→ INSTRUCTIONS TO FOLLOW
Format every line from the start of the data down through the line containing "nav-item-disclosure[interactable]: 政务公开 <box>180" as a JSON list of strings, one string per line, leaving out any blank lines.

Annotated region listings
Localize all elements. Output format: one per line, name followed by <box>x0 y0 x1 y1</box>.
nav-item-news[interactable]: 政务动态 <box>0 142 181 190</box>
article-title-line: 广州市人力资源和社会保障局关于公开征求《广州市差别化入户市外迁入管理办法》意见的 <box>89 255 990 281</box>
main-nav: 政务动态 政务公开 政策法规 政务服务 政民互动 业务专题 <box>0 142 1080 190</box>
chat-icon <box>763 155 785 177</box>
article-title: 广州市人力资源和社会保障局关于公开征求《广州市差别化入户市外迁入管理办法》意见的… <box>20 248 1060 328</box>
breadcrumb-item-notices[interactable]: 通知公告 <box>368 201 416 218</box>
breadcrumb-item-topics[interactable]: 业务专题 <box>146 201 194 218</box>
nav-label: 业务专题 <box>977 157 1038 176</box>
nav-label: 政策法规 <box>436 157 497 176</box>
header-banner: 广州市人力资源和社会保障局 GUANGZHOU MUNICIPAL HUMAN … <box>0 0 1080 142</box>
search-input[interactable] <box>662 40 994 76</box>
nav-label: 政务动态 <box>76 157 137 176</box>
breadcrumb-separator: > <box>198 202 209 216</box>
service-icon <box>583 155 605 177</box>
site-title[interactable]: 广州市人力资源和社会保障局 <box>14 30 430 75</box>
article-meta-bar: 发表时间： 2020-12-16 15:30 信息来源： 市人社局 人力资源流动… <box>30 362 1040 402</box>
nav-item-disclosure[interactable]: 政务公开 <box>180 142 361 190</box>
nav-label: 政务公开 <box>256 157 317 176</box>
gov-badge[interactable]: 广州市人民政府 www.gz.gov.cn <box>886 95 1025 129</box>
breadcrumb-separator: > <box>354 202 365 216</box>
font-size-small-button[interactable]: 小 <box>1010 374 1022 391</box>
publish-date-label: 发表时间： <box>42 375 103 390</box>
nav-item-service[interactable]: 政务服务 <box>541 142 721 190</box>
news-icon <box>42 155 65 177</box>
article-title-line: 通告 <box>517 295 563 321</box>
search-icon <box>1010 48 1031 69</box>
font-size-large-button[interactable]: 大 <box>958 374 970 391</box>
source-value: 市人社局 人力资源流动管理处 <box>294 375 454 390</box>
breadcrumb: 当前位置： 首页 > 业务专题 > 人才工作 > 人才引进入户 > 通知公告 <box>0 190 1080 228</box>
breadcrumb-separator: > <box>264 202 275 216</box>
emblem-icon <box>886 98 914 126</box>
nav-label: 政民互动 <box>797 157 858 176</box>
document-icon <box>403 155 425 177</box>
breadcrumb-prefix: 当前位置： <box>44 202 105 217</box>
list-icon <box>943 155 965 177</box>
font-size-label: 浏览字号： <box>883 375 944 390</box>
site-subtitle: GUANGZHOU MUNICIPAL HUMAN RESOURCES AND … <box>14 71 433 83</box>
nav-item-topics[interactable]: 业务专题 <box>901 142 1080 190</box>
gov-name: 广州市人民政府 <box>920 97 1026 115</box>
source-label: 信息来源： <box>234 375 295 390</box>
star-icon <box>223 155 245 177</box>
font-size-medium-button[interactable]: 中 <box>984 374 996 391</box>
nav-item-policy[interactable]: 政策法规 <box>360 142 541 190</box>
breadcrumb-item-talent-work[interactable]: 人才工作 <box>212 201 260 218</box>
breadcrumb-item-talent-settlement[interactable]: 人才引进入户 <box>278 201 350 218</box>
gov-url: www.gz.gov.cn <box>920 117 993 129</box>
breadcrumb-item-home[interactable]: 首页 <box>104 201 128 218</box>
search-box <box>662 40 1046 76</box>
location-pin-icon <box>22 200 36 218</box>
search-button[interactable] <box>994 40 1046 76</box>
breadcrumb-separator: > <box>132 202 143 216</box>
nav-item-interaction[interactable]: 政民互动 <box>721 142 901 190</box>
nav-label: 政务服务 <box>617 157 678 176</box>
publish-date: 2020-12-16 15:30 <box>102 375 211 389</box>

→ REPLY
[
  "Localize all elements. Output format: one per line, name followed by <box>x0 y0 x1 y1</box>.",
  "nav-item-news[interactable]: 政务动态 <box>0 142 181 190</box>",
  "article-title-line: 广州市人力资源和社会保障局关于公开征求《广州市差别化入户市外迁入管理办法》意见的 <box>89 255 990 281</box>",
  "main-nav: 政务动态 政务公开 政策法规 政务服务 政民互动 业务专题 <box>0 142 1080 190</box>",
  "chat-icon <box>763 155 785 177</box>",
  "article-title: 广州市人力资源和社会保障局关于公开征求《广州市差别化入户市外迁入管理办法》意见的… <box>20 248 1060 328</box>",
  "breadcrumb-item-notices[interactable]: 通知公告 <box>368 201 416 218</box>",
  "breadcrumb-item-topics[interactable]: 业务专题 <box>146 201 194 218</box>",
  "nav-label: 业务专题 <box>977 157 1038 176</box>",
  "nav-label: 政策法规 <box>436 157 497 176</box>",
  "header-banner: 广州市人力资源和社会保障局 GUANGZHOU MUNICIPAL HUMAN … <box>0 0 1080 142</box>",
  "search-input[interactable] <box>662 40 994 76</box>",
  "nav-label: 政务动态 <box>76 157 137 176</box>",
  "breadcrumb-separator: > <box>198 202 209 216</box>",
  "service-icon <box>583 155 605 177</box>",
  "site-title[interactable]: 广州市人力资源和社会保障局 <box>14 30 430 75</box>",
  "article-meta-bar: 发表时间： 2020-12-16 15:30 信息来源： 市人社局 人力资源流动… <box>30 362 1040 402</box>",
  "nav-item-disclosure[interactable]: 政务公开 <box>180 142 361 190</box>"
]